** start **
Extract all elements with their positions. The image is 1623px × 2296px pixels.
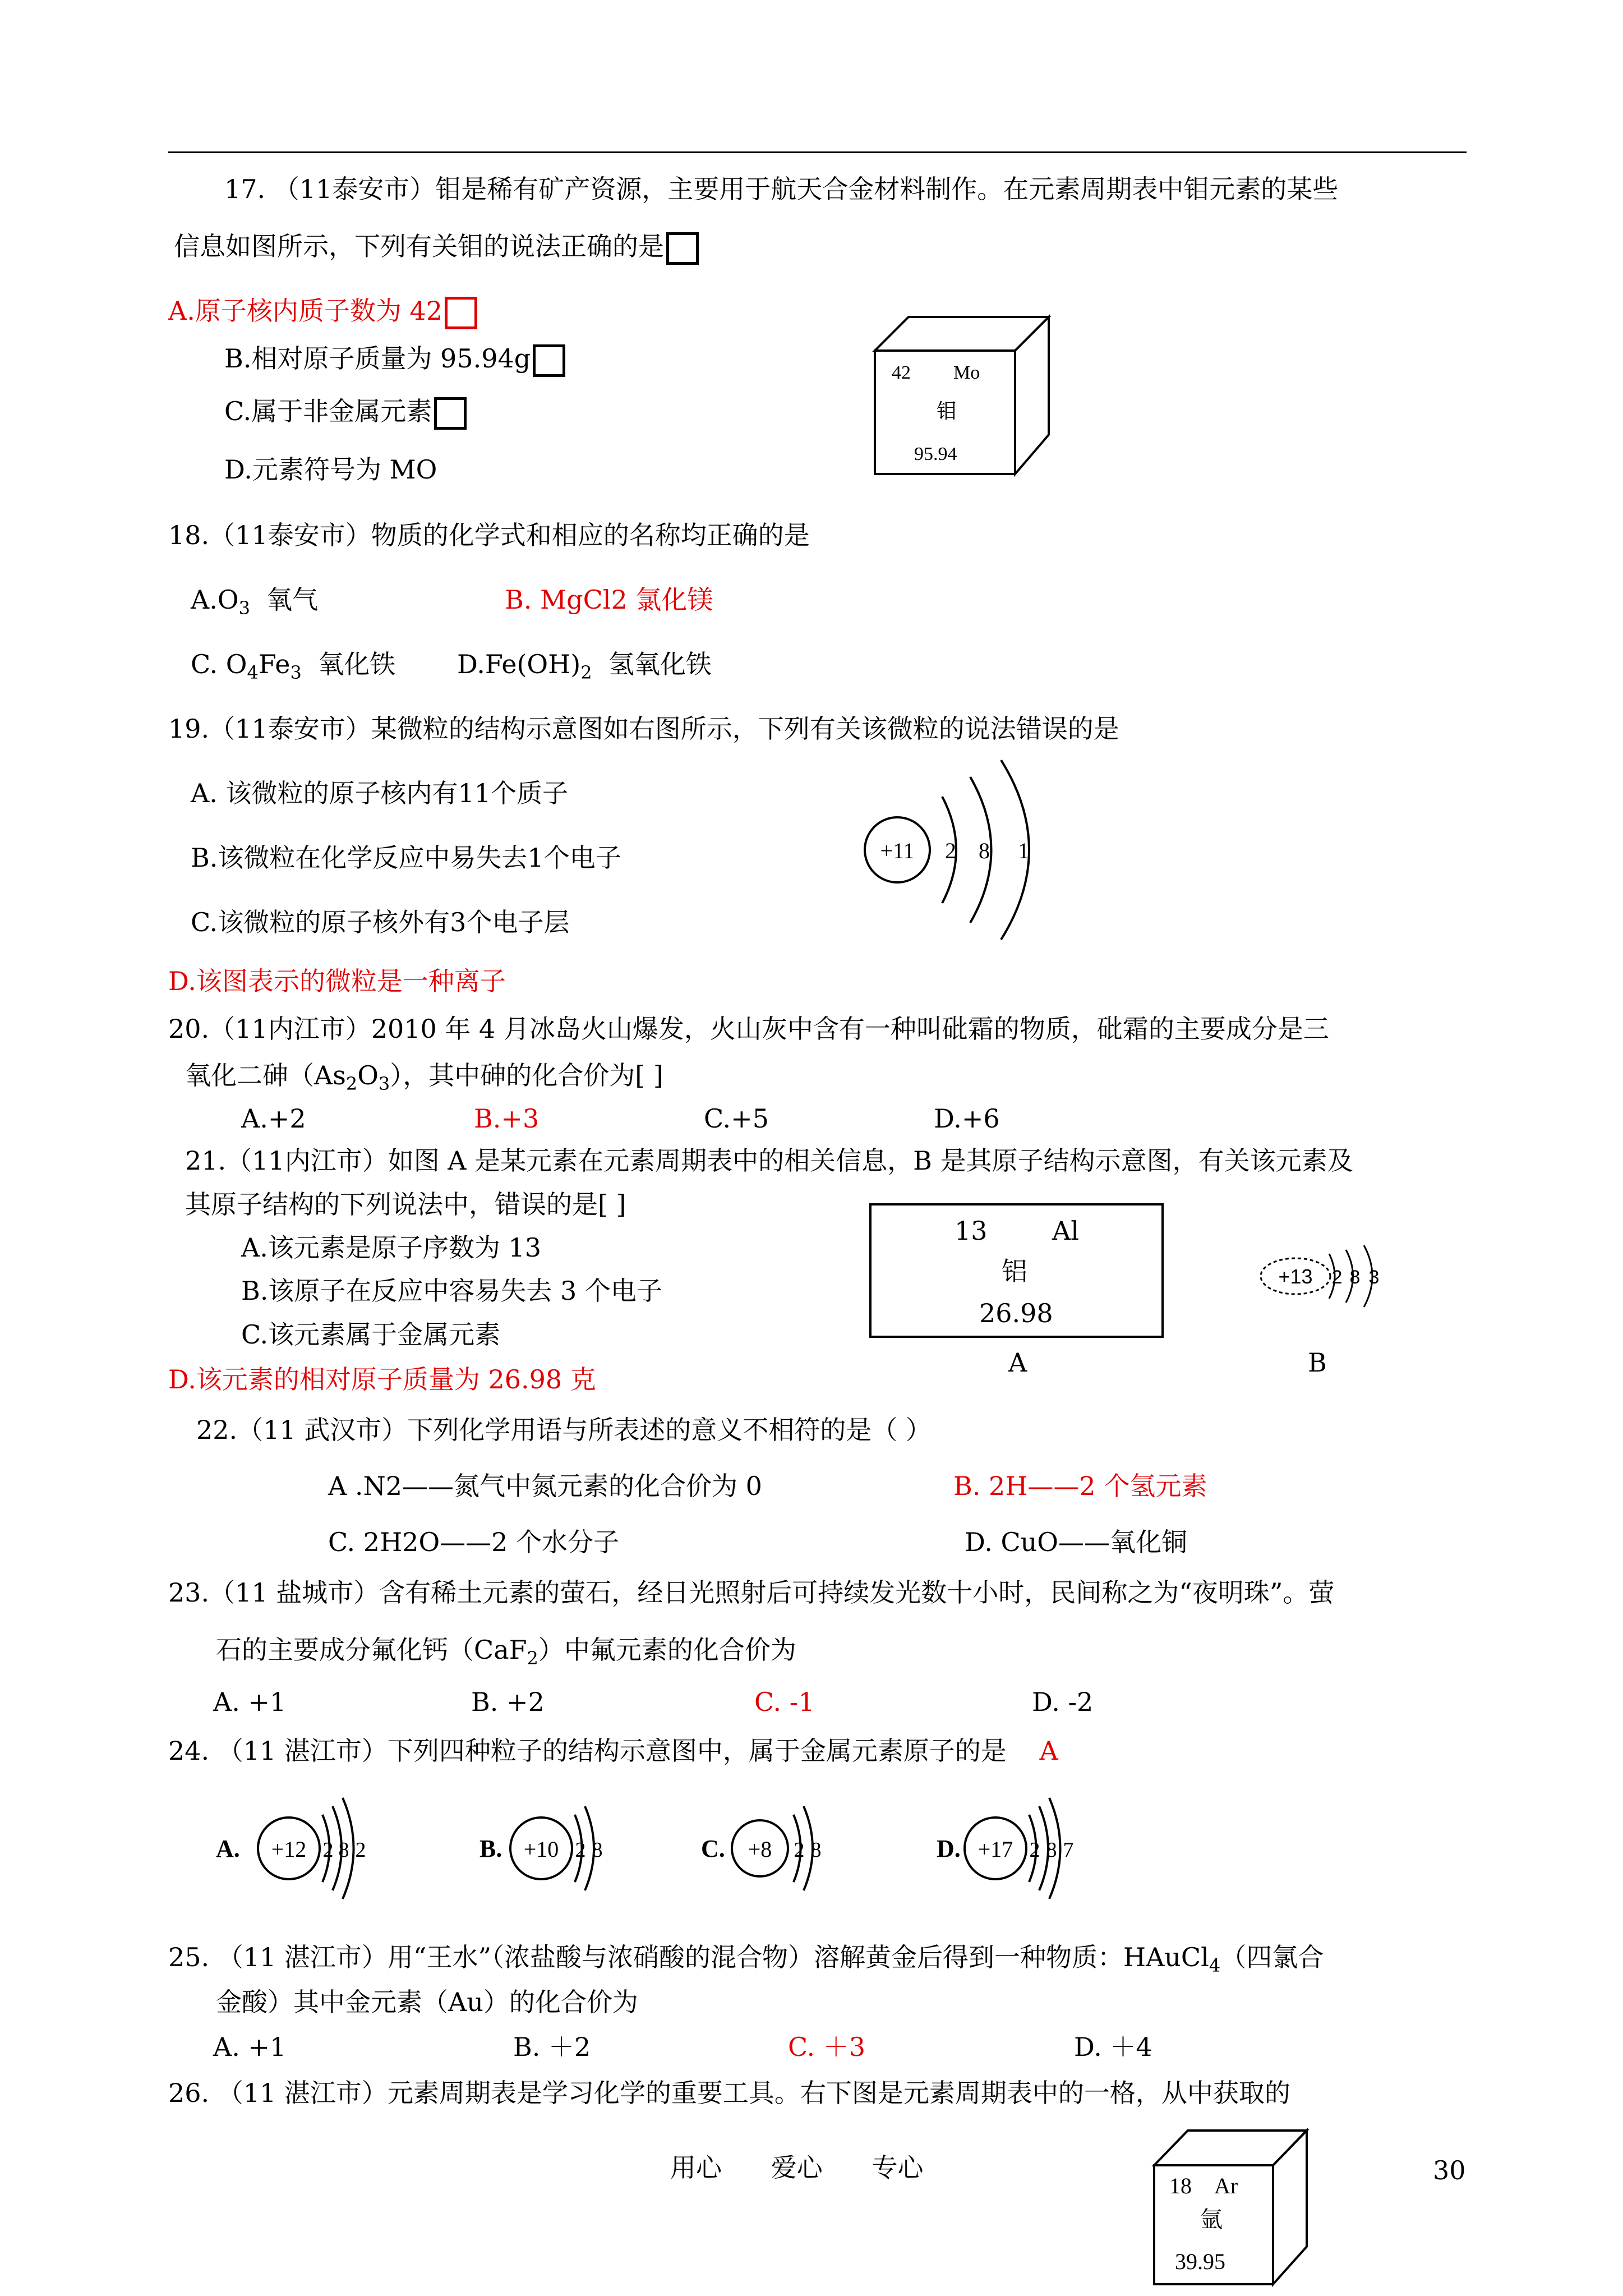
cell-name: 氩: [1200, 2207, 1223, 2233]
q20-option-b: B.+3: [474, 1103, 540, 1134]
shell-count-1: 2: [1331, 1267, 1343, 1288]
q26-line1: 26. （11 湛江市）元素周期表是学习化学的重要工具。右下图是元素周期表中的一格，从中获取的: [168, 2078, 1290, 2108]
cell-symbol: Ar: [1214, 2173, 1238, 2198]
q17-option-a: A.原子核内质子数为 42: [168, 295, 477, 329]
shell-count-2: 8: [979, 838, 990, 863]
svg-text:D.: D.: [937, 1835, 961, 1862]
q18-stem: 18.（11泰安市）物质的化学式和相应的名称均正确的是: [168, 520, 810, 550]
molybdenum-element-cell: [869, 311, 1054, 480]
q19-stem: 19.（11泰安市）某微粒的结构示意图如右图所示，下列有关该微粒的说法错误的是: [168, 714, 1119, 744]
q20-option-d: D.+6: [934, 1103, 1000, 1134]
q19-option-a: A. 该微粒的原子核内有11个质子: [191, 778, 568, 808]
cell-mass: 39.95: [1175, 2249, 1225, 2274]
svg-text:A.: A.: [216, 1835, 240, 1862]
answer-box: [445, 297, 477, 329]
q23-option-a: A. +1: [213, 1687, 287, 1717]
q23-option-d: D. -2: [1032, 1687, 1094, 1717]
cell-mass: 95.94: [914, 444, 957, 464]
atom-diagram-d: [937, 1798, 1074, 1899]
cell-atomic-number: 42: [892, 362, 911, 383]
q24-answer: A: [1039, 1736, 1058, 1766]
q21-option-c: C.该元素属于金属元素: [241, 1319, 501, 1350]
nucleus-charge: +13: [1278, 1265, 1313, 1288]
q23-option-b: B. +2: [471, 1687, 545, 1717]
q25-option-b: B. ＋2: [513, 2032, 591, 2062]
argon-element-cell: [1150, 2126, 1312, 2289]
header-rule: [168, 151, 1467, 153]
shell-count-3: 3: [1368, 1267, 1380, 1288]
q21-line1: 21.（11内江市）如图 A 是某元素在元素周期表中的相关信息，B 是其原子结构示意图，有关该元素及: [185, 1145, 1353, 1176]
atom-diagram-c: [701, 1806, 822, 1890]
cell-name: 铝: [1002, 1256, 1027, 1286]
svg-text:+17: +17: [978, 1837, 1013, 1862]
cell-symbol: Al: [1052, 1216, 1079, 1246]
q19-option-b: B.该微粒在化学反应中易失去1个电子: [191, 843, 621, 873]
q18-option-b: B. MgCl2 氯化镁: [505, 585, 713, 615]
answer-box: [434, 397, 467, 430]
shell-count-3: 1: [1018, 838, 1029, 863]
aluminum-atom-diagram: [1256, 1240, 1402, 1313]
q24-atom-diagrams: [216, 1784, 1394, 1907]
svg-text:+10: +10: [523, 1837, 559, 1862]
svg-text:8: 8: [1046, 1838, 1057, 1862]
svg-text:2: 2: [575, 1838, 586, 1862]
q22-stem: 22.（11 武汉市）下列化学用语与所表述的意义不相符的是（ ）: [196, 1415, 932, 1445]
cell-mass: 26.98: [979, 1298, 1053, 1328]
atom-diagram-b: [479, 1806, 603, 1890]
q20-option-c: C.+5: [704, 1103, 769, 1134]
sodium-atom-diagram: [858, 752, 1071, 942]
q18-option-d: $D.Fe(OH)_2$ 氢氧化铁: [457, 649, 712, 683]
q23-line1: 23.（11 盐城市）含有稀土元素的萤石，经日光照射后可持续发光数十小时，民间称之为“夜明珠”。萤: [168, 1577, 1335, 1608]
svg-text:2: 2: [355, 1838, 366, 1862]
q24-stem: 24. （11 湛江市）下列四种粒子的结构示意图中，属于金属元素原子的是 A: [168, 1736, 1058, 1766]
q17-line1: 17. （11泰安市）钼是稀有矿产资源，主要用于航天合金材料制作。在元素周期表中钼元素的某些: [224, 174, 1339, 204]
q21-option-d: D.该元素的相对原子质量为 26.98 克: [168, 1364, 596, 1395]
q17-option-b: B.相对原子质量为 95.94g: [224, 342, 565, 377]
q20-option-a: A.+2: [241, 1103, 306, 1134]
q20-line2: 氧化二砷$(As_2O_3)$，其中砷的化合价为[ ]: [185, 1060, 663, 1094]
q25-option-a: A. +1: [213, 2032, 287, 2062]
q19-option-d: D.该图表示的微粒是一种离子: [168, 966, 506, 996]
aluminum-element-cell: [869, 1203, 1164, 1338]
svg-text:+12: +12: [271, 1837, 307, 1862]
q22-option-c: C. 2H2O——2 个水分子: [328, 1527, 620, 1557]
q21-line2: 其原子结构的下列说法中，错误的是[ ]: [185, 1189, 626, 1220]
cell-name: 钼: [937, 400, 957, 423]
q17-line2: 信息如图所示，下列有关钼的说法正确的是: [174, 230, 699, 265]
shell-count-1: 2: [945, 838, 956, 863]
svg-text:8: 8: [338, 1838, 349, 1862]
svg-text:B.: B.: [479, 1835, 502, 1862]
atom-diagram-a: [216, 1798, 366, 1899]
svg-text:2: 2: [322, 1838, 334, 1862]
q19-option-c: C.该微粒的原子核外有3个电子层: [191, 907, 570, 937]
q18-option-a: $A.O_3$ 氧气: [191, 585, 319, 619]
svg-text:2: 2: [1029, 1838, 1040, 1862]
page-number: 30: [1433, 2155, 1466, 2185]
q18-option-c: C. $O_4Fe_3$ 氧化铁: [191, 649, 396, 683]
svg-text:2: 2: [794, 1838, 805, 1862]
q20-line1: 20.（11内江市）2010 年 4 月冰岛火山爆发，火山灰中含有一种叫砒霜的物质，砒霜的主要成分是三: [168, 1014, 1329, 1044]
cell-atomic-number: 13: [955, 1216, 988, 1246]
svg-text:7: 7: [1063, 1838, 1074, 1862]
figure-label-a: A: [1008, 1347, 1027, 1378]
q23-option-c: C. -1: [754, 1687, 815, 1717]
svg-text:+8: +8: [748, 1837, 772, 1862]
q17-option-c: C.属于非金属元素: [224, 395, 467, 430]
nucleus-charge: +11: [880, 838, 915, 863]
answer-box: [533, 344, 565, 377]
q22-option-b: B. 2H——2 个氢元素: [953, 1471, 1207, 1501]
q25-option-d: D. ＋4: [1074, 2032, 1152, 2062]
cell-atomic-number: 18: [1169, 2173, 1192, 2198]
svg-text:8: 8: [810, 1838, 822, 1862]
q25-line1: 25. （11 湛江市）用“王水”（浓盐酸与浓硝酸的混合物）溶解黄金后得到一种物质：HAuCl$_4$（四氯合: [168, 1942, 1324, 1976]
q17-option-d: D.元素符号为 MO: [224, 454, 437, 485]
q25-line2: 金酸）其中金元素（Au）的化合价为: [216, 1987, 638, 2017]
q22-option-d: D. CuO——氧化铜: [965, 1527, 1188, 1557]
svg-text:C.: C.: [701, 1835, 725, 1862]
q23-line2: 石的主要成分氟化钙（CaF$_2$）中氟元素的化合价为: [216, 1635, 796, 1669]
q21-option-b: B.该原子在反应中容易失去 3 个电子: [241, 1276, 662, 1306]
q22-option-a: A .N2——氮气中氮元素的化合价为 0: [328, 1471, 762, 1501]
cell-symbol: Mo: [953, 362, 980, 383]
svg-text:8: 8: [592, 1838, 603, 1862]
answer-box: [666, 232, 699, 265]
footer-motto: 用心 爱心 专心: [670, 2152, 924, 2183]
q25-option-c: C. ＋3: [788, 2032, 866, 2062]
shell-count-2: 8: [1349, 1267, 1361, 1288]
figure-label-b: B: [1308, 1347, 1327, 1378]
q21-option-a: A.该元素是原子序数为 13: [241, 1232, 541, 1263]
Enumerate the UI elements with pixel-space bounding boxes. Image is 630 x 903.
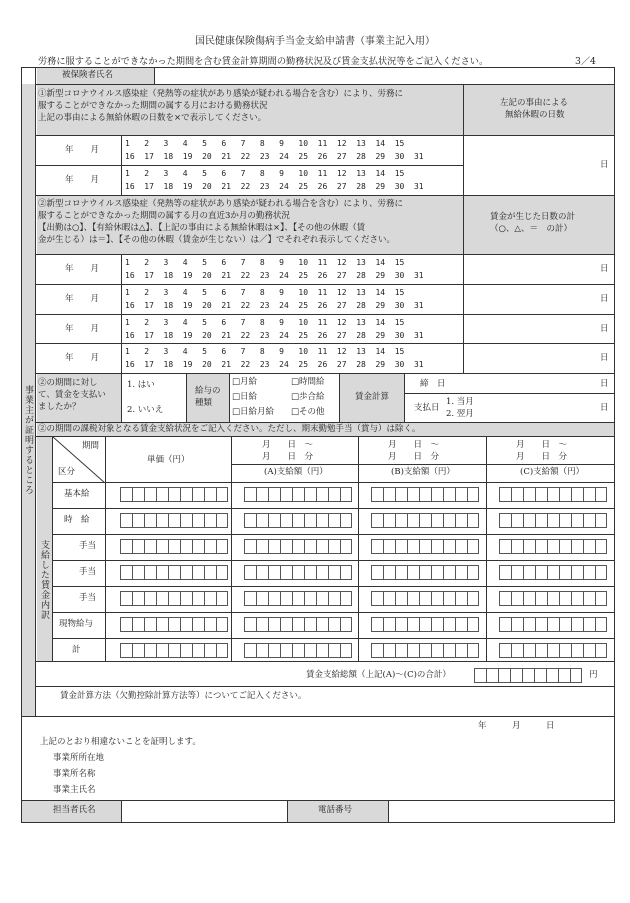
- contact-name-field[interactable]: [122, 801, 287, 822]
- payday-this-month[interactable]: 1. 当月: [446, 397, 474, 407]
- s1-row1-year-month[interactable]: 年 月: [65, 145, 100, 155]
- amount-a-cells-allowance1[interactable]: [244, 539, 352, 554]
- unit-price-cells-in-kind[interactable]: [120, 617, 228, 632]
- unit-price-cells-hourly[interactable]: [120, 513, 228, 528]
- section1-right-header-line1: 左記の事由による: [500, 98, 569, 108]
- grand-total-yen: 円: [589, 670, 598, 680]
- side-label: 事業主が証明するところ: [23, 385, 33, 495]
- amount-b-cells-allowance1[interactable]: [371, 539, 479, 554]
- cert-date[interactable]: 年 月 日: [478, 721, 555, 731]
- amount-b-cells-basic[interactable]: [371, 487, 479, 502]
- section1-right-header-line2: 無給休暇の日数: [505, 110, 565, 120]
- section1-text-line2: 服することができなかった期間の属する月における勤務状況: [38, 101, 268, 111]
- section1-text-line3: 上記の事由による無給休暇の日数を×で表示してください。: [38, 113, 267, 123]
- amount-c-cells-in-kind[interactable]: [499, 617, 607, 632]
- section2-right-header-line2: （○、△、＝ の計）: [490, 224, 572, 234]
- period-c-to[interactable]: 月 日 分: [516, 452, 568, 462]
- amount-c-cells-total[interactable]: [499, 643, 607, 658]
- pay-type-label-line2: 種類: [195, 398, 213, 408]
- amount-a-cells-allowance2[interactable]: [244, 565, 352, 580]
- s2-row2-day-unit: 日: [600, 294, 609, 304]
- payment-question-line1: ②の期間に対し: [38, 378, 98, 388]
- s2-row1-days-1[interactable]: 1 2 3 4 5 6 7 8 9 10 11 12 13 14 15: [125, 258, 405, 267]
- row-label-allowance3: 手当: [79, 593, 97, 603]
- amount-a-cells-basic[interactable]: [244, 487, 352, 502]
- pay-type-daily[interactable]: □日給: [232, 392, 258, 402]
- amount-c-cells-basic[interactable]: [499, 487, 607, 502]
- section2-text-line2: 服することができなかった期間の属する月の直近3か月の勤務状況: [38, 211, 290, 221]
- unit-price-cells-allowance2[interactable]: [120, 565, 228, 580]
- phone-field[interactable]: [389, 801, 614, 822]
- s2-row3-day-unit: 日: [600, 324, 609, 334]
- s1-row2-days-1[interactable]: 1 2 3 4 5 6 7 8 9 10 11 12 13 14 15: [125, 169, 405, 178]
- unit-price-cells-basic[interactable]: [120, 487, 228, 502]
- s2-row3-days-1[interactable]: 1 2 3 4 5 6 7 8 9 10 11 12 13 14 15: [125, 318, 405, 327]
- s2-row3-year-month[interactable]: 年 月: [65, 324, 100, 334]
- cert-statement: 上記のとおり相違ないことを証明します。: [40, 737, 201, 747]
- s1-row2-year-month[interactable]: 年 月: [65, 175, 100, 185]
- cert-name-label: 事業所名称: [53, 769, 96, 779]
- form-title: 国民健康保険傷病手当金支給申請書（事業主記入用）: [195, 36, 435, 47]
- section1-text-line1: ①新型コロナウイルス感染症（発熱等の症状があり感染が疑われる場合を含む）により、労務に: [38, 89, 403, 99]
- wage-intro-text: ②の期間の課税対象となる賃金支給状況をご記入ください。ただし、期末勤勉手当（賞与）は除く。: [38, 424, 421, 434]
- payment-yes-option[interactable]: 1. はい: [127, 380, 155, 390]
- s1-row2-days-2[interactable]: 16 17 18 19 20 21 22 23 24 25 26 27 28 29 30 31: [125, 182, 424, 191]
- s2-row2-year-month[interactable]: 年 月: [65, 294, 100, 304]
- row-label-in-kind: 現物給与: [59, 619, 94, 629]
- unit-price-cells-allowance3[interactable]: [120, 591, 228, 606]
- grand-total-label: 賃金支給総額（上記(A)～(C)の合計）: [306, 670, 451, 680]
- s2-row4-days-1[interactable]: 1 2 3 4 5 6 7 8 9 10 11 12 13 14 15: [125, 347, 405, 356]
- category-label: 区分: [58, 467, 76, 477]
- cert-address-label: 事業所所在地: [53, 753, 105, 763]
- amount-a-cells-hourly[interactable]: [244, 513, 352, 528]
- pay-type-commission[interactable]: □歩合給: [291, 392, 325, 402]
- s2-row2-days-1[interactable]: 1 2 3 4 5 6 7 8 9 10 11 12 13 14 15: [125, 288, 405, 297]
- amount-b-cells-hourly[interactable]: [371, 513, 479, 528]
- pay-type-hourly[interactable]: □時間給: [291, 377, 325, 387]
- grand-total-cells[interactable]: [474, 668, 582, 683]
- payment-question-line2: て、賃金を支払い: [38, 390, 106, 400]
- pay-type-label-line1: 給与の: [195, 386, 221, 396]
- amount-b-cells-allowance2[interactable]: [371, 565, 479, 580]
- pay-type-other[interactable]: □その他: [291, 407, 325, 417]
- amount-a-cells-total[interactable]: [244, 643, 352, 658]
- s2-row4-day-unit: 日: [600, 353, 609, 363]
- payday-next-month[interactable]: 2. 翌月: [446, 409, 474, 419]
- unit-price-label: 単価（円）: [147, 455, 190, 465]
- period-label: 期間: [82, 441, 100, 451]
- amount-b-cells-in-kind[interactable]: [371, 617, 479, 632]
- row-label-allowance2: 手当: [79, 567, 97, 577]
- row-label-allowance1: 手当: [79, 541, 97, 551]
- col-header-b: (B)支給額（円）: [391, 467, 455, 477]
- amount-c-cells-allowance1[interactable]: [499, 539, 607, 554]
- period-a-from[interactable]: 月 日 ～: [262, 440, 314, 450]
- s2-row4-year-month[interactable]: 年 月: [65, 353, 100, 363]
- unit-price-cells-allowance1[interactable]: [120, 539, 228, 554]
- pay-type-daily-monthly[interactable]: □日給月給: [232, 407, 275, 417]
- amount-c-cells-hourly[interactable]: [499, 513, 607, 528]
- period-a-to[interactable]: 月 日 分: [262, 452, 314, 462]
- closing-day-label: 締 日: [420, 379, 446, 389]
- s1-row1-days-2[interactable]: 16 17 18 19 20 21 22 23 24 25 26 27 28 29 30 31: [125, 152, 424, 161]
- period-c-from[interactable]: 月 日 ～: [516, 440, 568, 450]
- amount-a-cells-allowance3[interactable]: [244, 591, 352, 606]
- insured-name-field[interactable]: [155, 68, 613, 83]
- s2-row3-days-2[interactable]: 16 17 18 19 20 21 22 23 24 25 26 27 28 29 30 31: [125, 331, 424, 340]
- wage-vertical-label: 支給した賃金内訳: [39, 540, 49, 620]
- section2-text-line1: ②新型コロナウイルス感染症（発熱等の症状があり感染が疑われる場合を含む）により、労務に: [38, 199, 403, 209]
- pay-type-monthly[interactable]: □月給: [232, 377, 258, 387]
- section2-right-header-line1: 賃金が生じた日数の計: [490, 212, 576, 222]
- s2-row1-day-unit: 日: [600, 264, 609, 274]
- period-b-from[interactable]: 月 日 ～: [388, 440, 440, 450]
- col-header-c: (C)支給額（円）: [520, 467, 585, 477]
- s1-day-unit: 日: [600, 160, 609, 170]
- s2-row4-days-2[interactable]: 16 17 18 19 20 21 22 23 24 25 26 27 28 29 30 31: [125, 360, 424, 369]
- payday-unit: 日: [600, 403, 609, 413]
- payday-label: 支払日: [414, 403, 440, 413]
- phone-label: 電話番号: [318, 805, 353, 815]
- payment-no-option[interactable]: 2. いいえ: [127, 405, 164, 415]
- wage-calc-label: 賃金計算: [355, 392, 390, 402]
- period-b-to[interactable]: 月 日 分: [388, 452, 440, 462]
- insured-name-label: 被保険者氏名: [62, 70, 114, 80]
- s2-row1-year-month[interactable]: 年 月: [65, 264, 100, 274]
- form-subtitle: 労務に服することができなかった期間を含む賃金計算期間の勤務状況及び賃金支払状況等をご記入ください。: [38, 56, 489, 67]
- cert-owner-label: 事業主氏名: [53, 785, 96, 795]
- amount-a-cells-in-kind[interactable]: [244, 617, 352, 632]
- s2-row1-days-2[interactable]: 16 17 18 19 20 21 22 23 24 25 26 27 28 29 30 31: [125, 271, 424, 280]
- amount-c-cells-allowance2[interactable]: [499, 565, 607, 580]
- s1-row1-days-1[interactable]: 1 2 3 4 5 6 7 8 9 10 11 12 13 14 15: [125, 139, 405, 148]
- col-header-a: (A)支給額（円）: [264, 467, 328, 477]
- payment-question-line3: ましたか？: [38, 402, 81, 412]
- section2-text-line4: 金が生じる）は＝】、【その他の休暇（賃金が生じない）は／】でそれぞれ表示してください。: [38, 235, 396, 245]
** end **
• Exercise directions: Reproduce verbatim the entry lines starting at the one containing "cell-name: 氩: [1200, 2207, 1223, 2233]" and ending at the one containing "atom-diagram-d: [937, 1798, 1074, 1899]", both included.

• Reply to the task:
cell-name: 氩: [1200, 2207, 1223, 2233]
q20-option-b: B.+3: [474, 1103, 540, 1134]
shell-count-1: 2: [1331, 1267, 1343, 1288]
q26-line1: 26. （11 湛江市）元素周期表是学习化学的重要工具。右下图是元素周期表中的一格，从中获取的: [168, 2078, 1290, 2108]
cell-symbol: Ar: [1214, 2173, 1238, 2198]
q17-option-a: A.原子核内质子数为 42: [168, 295, 477, 329]
shell-count-2: 8: [979, 838, 990, 863]
svg-text:D.: D.: [937, 1835, 961, 1862]
q18-stem: 18.（11泰安市）物质的化学式和相应的名称均正确的是: [168, 520, 810, 550]
molybdenum-element-cell: [869, 311, 1054, 480]
q19-stem: 19.（11泰安市）某微粒的结构示意图如右图所示，下列有关该微粒的说法错误的是: [168, 714, 1119, 744]
q20-option-d: D.+6: [934, 1103, 1000, 1134]
q19-option-a: A. 该微粒的原子核内有11个质子: [191, 778, 568, 808]
cell-mass: 39.95: [1175, 2249, 1225, 2274]
svg-text:A.: A.: [216, 1835, 240, 1862]
answer-box: [445, 297, 477, 329]
q23-option-a: A. +1: [213, 1687, 287, 1717]
q23-option-d: D. -2: [1032, 1687, 1094, 1717]
cell-mass: 95.94: [914, 444, 957, 464]
atom-diagram-d: [937, 1798, 1074, 1899]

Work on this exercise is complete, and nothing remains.